■ Görev listesi
1. Aşağıdaki Kıbrıs Türkleri ve Türkiye hakkındaki yazıda "Hani Kıbrıs Türkü’nün ilk uyanışları" sözleriyle başlayan paragrafı, ana bilgilerini koruyarak kısa bir madde listesine dönüştürün.
2. Aşağıdaki Kıbrıs Türkleri ve Türkiye hakkındaki yazıya göre şu ifadelerin her biri için evet ya da hayır deyin ve kararı belirleyen sözleri yazıdan aynen alıntılayın: (a) EOKA 1 Nisan 1955'te harekete geçmiştir. (b) İlk Kıbrıs Mitingi Ankara'da yapılmıştır. (c) Yazarın çocukluğu 1950'li yıllarda sona ermiştir.
3. Aşağıdaki Kıbrıs Türkleri ve Türkiye hakkındaki yazıyı, son cümlesinden sonra aynı üslupla sürdürün.

Bazen geldiğimiz bu uzun yolun nasıl bir yol olduğunu, nasıl biçimlendiğini ve neden şekillendiğini kendime sorar ve şunu derim, Türkiye’ye yönelik bütün eleştirilere bir yanıt teşkil edecek şekilde.

            “TÜRKİYE, BÜYÜK TÜRKİYE’DİR”

            Ben şahsen Anavatanımla öğünerek anlamlı ve güzel sözler ediyorsam, kimse bana “Sen el etek öpüyorsun, dudakların aşınacak” demesin.

            Gerçek, gerçektir. Bunu bütün dünya da biliyor, hepimiz de biliyoruz...

            Hani Kıbrıs Türkü’nün ilk uyanışları ve ilk heyecanları dediğimiz duygular var ya...  Hani uyuyan bir Türkiye’nin uyanışını sağlamak için Türk liderliğinin heyetler halinde sürekli Türkiye’ye gelip-gitmeleri, Ovgoroz’lu Nevzat Karagil’in sırf Türkiye siyasilerini bilgilendirmek için yayınladığı “Yeşilada” isimli dergiyi parasız pulsuz trene binip, karlı günlerde kent kent dolaşarak satması ve “Kıbrıs Türkü’nün davasını anlatma politikası içinde bir emek vermesi” var ya...

            EOKA’nın harekete geçtiği tarih olan 1 Nisan 1955 itibariyle Türkiye’nin uyanışı da daha bir derinlikli başlamış olur.

            İstanbul Beyazıt Meydanı’nda yapılan ilk Kıbrıs Mitingi ve sonrasındaki bütün iller mitingleri, çok büyük bir uyanışın ve heyecan kasırgasının ta kendisiydi.

            Bizim çocukluğumuzun bittiği ve gençliğimizin başladığı 1950’li yıllarda, hep gözlerimiz Türkiye’ye giden ve dönen heyette olurdu, Atatürk Meydanı’nındaki mahşeri kalabalıkta.  Kulaklarımız da onlardaydı...

            Dr. Küçük’ün başında olan heyet Anavatan büyükleri ile neler konuşmuştu?  Bizim geleceğimiz için ne umutlar vermişlerdi?

■ Mevcut veriler
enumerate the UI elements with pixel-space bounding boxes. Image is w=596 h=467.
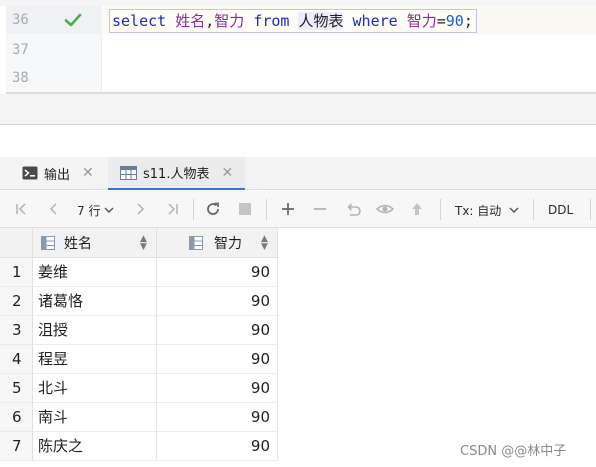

■ Yanıtlar
1.
- Kıbrıs Türkü'nün ilk uyanışları ve ilk heyecanları diye anılan duygular vardı.
- Uyuyan bir Türkiye'yi uyandırmak için Türk liderliği heyetler halinde sürekli Türkiye'ye gidip geliyordu.
- Ovgoroz'lu Nevzat Karagil, Türkiye siyasilerini bilgilendirmek için "Yeşilada" adlı bir dergi yayınladı.
- Karagil bu dergiyi parasız pulsuz trene binip karlı günlerde kent kent dolaşarak sattı.
- Böylece Kıbrıs Türkü'nün davasını anlatma politikasına emek verdi.

2.
(a) Evet: "EOKA’nın harekete geçtiği tarih olan 1 Nisan 1955"
(b) Hayır: "İstanbul Beyazıt Meydanı’nda yapılan ilk Kıbrıs Mitingi"
(c) Evet: "Bizim çocukluğumuzun bittiği ve gençliğimizin başladığı 1950’li yıllarda"

3.
            Dr. Küçük ve Rauf Denktaş’la geçirdiğim dönemleri anısal ve tarihsel olarak kitaplaştırma heyecanım her zaman olmuştur.  Bizim geçliğin bir fırtına gibi meydanlarda esmesi, EOKA ve ENOSİS’e karşı anlamlı pankartlar açması, “TAKSİM ve Kıbrıs Türk’tür, Türk kalacaktır” sloganlarının atılması, bu geldiğimiz uzun ve zor yolun basamaklarında kalan izlerdir.

            Bilmem hatırlar mısınız...

            Gerek Dr. Küçük’ün, gerekse Denktaş’ın dilinden düşürmediği şu ifadeler hala kulaklarımda yankılanmaktadır:

            “Anavatan Türkiye’ye şükranlarımızı sunuyoruz...  Anavatan olmasaydı bizler var olamazdık.  Allah Türkiye’den ve Türk siyasilerinden razı olsun...”

            Bu sözleri zaman zaman hala yazılarımda kullanıyorum.  Ve kullanırken de kendime şunu soruyorum!

            “El etek öpmekle Dr. Küçük’le Denktaş’ın dudakları aşındı mı?”

            Anavatan’a şükran duygularımı ifade etmekle benim dudaklarım aşınmadı. Ne de bizlere yeni bir hayat ve özgürlük veren liderlerimizin dudakları aşındı.  Bu sözler fanatizmin veya statükoculuğun belgesi değildir.

            Bir de şunu söyler ve yazarım yazılarımda, “BÜYÜK TÜRKİYE” derken...

            “Türk’ün tarifi olmaz!”

            Gerçek değil mi?  Türkiye’deki, Kıbrıs’taki, Azerbaycan’daki, Kırgızistan, Türkmenistan, Yunanistan ve daha nice ülkedeki Türkler, tümden Türk değiller mi?  Yani lehçe farklılıklarımız olsa da özümüz Türktür ve Türklüğümüzle gurur duyarız.

            Şu anda Azerbaycan-Ermeni çatışmaları devam ederken, Azeriler’in en büyük gücü Türk insanından ve Türkiye’den aldıklarını ifade edebilirim.

            Bunları ifade etmek fanatizm değil.  Ne de statükocu olmaktır.  Önemli olan Anavatan’la bir bütünmüş gibi hareket etmek ve özellikle Kıbrıs politikasında bütünlüklü politikalar üretmek çok önemlidir.  Bizlerin Anavatan’la ters düşme lüksümüz olabilir mi, diye kendime soruyorum.

            Anavatan bizlere neler vermedi ve bizler için neler yapmadı ki...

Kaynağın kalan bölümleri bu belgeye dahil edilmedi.